■ REQUIRED TASK ■
Wherever the word "Payments" appears in a line, extract that line.

■ SOURCE MATERIAL ■
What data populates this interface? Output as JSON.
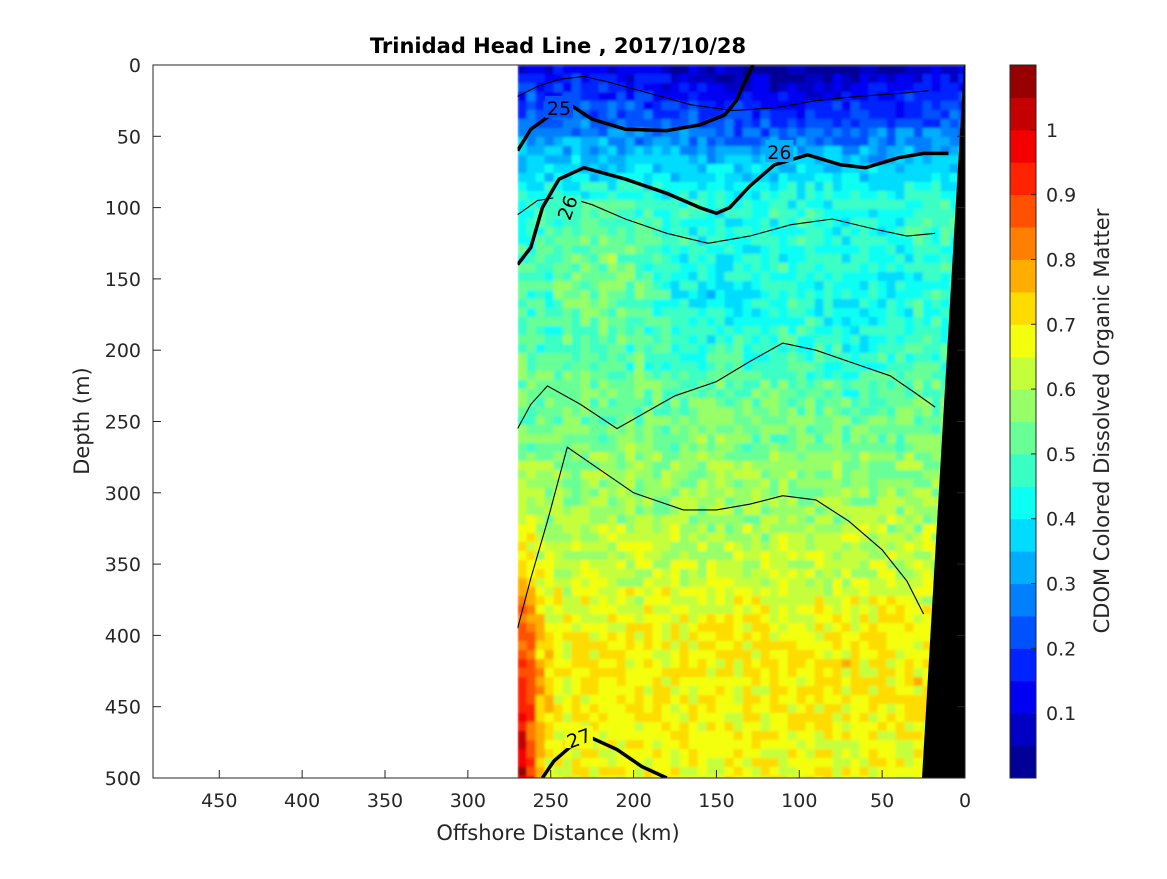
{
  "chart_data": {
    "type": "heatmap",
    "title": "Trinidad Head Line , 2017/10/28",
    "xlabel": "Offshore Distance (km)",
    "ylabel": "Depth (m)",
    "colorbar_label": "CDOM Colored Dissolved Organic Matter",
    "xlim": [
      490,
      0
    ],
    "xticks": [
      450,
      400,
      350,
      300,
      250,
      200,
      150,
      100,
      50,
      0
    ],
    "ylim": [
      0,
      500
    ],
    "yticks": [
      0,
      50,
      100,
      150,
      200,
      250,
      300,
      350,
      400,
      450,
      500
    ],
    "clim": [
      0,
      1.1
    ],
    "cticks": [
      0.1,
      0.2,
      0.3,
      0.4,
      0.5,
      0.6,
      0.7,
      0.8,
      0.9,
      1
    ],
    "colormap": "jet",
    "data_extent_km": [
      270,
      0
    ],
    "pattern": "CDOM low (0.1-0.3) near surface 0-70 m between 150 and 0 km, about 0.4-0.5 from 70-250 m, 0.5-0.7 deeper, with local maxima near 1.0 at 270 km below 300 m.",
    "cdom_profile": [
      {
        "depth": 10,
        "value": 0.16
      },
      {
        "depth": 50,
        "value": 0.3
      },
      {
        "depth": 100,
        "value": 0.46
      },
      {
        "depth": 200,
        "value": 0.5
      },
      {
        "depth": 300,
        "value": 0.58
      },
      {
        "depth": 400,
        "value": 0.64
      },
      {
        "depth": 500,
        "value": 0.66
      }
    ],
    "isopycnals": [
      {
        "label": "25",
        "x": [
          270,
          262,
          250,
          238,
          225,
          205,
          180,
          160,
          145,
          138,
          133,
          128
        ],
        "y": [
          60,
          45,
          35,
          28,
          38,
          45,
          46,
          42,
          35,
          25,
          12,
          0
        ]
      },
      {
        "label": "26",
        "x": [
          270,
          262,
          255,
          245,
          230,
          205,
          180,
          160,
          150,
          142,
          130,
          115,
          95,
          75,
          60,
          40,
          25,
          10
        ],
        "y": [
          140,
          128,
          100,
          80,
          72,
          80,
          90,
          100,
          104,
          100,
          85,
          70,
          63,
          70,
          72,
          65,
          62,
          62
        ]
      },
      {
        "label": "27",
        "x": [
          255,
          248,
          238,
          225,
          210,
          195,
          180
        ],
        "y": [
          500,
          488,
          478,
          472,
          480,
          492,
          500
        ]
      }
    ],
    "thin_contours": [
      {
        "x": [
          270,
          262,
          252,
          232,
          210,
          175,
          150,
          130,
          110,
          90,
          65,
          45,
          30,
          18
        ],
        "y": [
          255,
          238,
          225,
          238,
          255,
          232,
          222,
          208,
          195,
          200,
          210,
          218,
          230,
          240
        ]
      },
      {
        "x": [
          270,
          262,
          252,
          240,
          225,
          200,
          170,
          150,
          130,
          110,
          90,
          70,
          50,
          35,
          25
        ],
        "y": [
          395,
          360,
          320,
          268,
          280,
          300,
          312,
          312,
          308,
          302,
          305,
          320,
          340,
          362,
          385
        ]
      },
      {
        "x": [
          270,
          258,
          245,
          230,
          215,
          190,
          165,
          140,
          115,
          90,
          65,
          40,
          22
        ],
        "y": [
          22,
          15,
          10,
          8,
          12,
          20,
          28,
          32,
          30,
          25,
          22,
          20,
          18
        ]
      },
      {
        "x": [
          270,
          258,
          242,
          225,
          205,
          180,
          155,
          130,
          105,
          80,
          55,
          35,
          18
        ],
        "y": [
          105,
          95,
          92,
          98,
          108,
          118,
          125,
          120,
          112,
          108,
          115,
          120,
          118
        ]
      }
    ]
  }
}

==

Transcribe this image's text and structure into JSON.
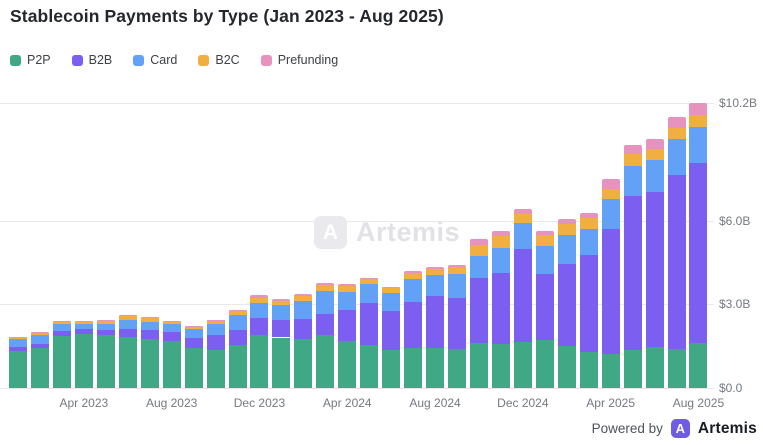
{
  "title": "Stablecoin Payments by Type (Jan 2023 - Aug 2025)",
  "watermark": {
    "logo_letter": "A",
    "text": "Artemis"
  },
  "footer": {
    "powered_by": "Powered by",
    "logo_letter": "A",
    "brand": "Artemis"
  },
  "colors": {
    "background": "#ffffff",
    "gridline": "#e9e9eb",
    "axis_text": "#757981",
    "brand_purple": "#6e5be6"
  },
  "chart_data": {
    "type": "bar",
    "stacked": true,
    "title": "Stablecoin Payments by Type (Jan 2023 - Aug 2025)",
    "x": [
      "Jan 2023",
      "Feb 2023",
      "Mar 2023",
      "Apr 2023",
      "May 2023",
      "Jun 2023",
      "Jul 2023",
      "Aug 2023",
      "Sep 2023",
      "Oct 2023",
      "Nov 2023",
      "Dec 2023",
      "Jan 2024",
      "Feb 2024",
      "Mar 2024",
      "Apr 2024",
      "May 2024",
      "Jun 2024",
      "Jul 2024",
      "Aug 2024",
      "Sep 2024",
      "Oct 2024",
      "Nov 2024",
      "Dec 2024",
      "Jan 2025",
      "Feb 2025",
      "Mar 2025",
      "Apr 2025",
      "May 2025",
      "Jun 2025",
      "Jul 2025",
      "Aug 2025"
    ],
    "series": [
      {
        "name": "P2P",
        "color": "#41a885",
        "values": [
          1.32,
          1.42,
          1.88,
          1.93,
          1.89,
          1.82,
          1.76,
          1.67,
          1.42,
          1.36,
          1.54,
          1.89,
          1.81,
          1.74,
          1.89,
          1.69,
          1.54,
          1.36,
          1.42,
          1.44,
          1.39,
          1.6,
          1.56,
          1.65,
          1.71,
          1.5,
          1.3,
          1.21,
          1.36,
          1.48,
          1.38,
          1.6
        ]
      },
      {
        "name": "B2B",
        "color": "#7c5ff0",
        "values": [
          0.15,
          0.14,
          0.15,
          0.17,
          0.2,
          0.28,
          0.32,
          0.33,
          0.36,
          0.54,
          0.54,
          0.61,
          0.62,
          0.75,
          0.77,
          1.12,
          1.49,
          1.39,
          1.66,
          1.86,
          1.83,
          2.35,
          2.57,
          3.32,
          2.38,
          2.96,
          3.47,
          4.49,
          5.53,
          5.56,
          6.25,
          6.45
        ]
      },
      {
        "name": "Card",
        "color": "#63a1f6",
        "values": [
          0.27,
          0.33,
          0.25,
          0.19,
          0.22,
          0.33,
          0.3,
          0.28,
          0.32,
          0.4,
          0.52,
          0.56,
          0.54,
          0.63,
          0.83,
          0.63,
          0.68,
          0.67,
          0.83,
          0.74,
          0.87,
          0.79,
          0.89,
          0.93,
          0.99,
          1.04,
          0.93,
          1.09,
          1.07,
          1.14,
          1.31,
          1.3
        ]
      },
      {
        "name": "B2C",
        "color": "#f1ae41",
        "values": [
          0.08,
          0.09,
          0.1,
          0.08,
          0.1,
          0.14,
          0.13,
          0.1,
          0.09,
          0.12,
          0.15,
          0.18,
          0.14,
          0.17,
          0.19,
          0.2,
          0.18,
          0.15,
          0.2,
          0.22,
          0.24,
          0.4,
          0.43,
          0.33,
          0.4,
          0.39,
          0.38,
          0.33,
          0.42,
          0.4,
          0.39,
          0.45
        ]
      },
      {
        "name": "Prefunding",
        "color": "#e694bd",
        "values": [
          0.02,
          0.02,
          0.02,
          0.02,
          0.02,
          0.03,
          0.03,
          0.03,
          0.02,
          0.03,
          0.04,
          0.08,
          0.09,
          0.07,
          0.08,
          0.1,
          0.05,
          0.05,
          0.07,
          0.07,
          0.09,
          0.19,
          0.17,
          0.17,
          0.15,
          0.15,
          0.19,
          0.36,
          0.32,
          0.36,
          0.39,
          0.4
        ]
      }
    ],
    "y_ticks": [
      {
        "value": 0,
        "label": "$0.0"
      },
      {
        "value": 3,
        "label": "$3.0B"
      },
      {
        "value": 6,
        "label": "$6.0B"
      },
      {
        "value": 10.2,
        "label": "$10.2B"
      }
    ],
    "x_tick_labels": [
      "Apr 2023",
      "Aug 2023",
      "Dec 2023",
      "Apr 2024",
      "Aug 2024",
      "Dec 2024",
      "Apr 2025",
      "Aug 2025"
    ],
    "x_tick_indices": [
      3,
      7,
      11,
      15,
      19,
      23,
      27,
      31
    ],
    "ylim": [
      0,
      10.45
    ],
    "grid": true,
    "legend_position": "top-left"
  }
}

■ RESPONSE TO THIS TASK ■
  "title": "Stablecoin Payments by Type (Jan 2023 - Aug 2025)",
    "title": "Stablecoin Payments by Type (Jan 2023 - Aug 2025)",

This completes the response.